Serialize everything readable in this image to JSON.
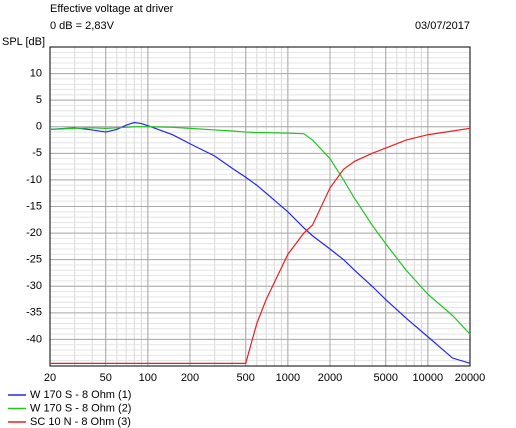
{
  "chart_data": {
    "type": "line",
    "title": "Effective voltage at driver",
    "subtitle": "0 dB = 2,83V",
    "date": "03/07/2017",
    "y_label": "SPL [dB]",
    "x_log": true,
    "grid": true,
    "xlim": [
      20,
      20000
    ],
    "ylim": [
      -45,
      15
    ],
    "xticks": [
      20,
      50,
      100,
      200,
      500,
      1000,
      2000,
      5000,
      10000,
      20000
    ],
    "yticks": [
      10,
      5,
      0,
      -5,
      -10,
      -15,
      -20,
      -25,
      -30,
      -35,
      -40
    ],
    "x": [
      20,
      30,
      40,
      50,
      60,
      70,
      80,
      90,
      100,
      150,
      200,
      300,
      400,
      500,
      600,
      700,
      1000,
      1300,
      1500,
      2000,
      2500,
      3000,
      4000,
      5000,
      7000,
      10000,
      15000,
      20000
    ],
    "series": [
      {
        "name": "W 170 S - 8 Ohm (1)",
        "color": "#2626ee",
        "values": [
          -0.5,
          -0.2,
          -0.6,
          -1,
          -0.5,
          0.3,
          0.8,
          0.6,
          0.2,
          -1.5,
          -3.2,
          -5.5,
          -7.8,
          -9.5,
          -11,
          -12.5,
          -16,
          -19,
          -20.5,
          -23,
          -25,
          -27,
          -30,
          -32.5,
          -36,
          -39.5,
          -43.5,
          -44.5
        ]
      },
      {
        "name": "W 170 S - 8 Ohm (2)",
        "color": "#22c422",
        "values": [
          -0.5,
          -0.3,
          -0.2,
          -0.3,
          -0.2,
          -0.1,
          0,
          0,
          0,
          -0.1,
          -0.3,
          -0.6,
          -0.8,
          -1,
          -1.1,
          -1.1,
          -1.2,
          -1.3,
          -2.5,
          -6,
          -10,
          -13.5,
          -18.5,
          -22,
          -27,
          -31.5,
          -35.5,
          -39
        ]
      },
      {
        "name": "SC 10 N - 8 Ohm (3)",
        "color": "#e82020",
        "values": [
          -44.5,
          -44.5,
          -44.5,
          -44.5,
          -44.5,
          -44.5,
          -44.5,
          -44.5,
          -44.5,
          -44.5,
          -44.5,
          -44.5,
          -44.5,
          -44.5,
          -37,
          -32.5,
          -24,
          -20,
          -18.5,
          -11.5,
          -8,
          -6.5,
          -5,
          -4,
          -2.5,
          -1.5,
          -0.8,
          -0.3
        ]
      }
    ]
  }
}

----

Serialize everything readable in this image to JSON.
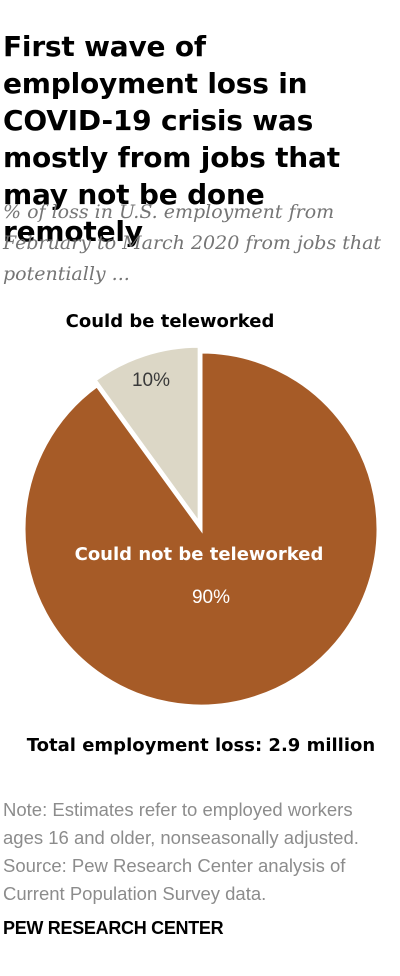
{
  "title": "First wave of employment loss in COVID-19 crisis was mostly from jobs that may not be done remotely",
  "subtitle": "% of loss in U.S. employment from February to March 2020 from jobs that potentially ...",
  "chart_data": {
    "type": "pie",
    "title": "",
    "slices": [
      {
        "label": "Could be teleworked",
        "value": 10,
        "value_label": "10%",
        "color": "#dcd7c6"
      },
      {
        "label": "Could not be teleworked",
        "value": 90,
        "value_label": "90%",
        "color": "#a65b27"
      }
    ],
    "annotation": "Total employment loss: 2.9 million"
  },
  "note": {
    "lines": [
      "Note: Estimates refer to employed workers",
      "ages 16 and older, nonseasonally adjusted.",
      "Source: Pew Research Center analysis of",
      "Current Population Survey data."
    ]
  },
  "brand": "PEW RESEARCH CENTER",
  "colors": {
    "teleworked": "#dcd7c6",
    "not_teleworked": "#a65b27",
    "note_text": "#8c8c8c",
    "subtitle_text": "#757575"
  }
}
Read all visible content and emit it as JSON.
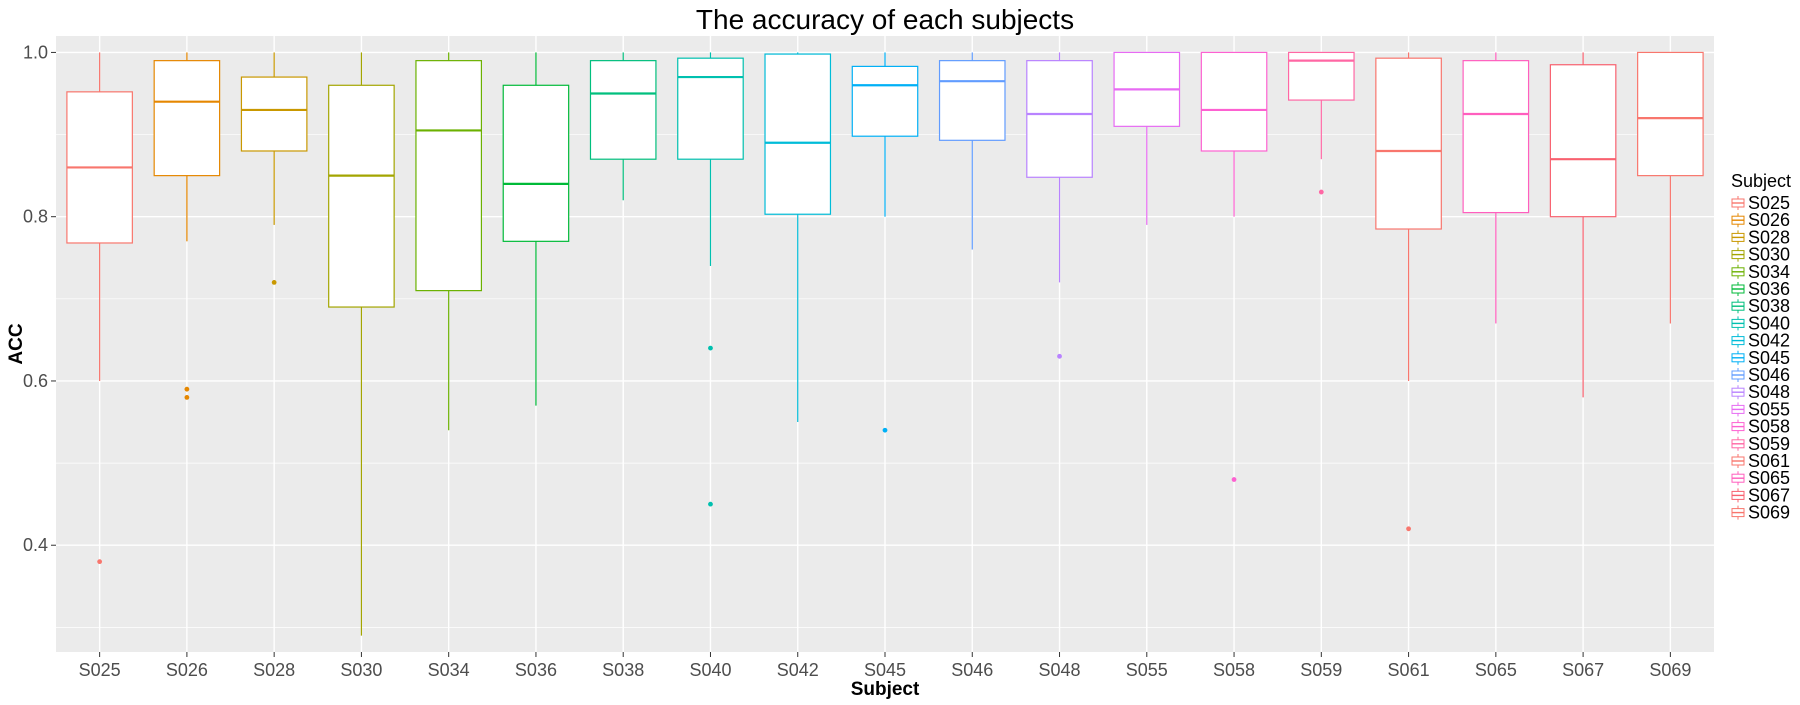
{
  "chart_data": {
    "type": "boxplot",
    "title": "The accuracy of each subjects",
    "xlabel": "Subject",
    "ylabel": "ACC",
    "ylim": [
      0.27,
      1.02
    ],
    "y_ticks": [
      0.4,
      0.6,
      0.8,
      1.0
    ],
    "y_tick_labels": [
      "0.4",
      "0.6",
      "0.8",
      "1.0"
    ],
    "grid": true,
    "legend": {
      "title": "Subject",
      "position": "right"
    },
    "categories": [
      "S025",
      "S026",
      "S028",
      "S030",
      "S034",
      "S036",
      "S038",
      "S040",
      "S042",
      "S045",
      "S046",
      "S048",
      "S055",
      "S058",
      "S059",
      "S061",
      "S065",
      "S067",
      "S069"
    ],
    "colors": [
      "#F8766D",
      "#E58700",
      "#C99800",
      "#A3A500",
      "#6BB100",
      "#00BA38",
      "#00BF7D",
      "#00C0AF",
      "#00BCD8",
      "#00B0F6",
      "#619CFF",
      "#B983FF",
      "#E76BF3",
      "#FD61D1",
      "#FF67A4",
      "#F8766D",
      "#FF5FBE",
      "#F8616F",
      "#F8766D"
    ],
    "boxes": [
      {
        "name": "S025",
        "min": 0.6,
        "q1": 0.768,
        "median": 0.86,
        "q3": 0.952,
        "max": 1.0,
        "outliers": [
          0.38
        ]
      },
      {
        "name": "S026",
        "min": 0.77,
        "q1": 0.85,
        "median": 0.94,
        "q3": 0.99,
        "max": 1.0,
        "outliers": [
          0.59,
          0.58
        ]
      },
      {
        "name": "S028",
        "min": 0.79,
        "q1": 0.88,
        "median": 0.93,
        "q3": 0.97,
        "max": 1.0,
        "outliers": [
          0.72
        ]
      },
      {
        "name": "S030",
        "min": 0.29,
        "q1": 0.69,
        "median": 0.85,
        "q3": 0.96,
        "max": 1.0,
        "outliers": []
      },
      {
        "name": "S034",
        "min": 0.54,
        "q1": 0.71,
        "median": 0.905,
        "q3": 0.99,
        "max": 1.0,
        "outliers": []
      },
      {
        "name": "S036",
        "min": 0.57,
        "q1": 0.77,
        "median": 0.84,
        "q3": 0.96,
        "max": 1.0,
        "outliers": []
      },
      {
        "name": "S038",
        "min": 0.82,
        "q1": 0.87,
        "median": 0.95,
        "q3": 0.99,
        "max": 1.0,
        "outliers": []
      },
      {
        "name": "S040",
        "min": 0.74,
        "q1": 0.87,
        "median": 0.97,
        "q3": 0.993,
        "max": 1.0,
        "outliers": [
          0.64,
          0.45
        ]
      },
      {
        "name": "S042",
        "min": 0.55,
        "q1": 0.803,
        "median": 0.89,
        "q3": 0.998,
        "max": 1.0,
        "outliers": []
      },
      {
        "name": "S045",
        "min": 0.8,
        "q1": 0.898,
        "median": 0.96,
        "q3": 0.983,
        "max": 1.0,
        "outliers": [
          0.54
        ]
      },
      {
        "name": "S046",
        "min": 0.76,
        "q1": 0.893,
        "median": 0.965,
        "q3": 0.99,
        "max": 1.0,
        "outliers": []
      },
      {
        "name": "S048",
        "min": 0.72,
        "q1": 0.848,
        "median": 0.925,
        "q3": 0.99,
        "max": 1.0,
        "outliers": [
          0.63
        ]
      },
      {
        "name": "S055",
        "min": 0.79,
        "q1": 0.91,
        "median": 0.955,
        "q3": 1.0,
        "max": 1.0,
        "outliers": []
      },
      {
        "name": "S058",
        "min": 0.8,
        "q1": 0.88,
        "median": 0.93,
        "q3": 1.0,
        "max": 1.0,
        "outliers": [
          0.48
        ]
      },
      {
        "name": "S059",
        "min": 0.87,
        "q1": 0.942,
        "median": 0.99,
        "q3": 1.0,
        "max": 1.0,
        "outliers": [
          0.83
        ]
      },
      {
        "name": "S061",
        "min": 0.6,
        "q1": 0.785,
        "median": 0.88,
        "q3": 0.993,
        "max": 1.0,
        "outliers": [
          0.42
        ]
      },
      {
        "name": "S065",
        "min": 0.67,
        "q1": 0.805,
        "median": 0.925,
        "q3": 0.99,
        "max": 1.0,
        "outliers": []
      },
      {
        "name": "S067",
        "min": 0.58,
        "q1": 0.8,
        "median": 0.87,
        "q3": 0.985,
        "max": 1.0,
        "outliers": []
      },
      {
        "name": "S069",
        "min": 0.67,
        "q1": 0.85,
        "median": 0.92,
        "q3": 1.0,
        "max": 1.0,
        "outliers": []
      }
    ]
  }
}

----

Extract from the material all lines containing the string "that".

  "title": "First wave of employment loss in COVID-19 crisis was mostly from jobs that may not be done remotely",
  "subtitle": "% of loss in U.S. employment from February to March 2020 from jobs that potentially ...",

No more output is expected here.